_Task instructions_
Look at each line of the records and count those with "entry" in them. Please answer with the count alone.

***** Excerpted data

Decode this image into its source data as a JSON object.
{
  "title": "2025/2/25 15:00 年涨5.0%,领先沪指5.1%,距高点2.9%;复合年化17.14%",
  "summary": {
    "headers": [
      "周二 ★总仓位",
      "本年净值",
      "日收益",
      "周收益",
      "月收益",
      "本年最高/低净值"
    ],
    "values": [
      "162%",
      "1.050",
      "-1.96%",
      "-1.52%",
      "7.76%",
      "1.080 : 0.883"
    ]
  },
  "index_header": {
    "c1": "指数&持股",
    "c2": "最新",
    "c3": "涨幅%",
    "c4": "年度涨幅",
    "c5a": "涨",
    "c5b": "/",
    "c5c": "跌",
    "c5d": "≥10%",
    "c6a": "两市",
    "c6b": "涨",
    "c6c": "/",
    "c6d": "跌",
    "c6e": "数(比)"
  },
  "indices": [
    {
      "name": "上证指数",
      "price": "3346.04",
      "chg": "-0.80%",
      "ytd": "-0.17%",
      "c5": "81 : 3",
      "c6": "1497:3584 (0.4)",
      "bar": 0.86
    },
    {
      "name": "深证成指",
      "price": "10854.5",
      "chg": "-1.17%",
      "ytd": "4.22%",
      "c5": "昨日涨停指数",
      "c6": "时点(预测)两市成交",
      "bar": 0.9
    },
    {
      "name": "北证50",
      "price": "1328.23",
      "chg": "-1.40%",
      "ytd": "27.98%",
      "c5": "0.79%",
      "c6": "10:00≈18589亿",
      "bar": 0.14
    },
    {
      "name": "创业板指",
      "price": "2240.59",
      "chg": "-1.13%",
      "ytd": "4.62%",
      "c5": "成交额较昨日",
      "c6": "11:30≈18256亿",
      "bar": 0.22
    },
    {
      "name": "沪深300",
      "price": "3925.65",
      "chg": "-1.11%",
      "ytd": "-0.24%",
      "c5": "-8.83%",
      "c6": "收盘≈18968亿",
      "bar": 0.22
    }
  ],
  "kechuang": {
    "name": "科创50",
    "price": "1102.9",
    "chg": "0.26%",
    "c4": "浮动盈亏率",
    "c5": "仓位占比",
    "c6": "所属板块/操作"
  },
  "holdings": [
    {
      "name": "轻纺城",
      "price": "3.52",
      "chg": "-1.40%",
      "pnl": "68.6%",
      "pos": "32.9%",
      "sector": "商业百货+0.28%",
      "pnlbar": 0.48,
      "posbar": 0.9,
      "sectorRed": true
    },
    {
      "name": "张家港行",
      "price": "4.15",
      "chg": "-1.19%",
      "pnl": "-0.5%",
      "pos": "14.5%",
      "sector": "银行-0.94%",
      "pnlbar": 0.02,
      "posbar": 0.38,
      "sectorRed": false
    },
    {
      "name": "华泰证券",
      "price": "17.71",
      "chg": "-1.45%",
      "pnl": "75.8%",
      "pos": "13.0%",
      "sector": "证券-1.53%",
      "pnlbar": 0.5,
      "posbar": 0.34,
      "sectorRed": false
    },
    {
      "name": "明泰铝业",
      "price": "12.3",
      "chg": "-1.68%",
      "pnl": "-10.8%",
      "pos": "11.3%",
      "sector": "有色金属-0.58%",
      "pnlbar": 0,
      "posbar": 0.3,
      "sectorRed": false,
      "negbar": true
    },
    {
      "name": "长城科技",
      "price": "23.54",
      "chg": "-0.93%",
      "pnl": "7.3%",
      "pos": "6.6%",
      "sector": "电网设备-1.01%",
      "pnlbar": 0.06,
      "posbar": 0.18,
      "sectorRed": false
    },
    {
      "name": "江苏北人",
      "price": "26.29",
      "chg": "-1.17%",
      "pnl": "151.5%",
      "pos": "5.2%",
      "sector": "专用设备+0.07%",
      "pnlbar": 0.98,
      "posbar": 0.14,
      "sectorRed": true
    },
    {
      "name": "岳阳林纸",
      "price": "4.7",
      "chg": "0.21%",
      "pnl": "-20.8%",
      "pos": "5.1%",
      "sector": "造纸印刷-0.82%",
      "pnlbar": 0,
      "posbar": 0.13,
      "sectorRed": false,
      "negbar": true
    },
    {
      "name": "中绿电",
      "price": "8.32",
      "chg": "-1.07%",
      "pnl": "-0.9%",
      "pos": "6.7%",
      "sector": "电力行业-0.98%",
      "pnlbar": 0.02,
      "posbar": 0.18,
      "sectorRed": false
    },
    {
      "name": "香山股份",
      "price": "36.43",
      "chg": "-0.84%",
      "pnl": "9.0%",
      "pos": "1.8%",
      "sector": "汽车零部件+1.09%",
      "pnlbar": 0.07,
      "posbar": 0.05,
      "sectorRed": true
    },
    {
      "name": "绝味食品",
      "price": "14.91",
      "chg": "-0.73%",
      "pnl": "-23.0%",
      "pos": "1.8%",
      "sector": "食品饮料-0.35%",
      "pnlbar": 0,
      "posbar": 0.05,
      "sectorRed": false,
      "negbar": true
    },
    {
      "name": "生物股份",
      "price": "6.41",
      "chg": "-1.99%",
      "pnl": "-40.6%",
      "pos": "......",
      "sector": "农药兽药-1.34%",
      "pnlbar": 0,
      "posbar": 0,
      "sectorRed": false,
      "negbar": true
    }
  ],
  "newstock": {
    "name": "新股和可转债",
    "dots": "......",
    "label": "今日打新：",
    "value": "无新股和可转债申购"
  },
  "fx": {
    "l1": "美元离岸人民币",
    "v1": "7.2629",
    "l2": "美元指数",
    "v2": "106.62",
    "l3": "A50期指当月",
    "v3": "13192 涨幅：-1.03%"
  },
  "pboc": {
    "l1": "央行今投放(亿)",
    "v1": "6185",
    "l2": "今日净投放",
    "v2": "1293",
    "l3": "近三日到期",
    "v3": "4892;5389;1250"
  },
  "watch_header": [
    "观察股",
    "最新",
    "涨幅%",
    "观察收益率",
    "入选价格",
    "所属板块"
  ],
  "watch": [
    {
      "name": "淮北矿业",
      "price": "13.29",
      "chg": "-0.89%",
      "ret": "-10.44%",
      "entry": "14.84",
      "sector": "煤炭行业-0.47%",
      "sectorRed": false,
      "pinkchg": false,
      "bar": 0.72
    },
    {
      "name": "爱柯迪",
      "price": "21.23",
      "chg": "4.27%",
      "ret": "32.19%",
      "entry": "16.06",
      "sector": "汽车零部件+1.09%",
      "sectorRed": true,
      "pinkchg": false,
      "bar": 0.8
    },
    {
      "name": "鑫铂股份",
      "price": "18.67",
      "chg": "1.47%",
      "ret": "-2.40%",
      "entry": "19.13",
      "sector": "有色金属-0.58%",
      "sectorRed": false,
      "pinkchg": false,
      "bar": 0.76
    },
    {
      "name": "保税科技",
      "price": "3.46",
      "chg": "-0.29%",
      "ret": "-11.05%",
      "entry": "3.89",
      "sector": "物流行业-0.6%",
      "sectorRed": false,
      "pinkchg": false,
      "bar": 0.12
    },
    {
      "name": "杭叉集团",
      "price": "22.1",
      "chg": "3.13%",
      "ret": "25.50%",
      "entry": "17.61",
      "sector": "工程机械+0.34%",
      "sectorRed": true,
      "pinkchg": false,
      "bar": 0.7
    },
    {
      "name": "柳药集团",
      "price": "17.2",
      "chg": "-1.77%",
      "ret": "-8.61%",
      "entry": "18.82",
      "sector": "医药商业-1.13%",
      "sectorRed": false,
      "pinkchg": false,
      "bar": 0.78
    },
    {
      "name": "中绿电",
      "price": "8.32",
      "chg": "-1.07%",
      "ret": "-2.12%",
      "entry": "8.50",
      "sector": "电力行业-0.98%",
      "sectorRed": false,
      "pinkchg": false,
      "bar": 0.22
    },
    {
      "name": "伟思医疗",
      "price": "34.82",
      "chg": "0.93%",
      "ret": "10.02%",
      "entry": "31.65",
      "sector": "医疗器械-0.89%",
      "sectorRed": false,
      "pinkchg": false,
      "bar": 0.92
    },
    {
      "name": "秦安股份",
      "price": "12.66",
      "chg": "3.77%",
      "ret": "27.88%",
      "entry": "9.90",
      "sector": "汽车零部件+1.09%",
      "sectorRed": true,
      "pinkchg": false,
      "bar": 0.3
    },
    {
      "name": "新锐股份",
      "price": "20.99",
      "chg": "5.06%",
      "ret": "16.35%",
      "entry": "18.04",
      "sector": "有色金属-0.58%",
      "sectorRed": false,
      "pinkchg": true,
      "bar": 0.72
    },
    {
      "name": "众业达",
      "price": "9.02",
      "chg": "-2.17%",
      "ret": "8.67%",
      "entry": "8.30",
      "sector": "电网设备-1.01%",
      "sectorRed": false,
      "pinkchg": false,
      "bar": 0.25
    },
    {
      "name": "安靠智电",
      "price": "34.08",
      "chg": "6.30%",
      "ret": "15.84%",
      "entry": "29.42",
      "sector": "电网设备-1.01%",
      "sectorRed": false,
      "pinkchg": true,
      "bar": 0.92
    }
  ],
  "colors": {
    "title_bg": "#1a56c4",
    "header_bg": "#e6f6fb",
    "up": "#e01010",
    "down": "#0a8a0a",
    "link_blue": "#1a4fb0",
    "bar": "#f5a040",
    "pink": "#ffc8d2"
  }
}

**********

_Written answer_
12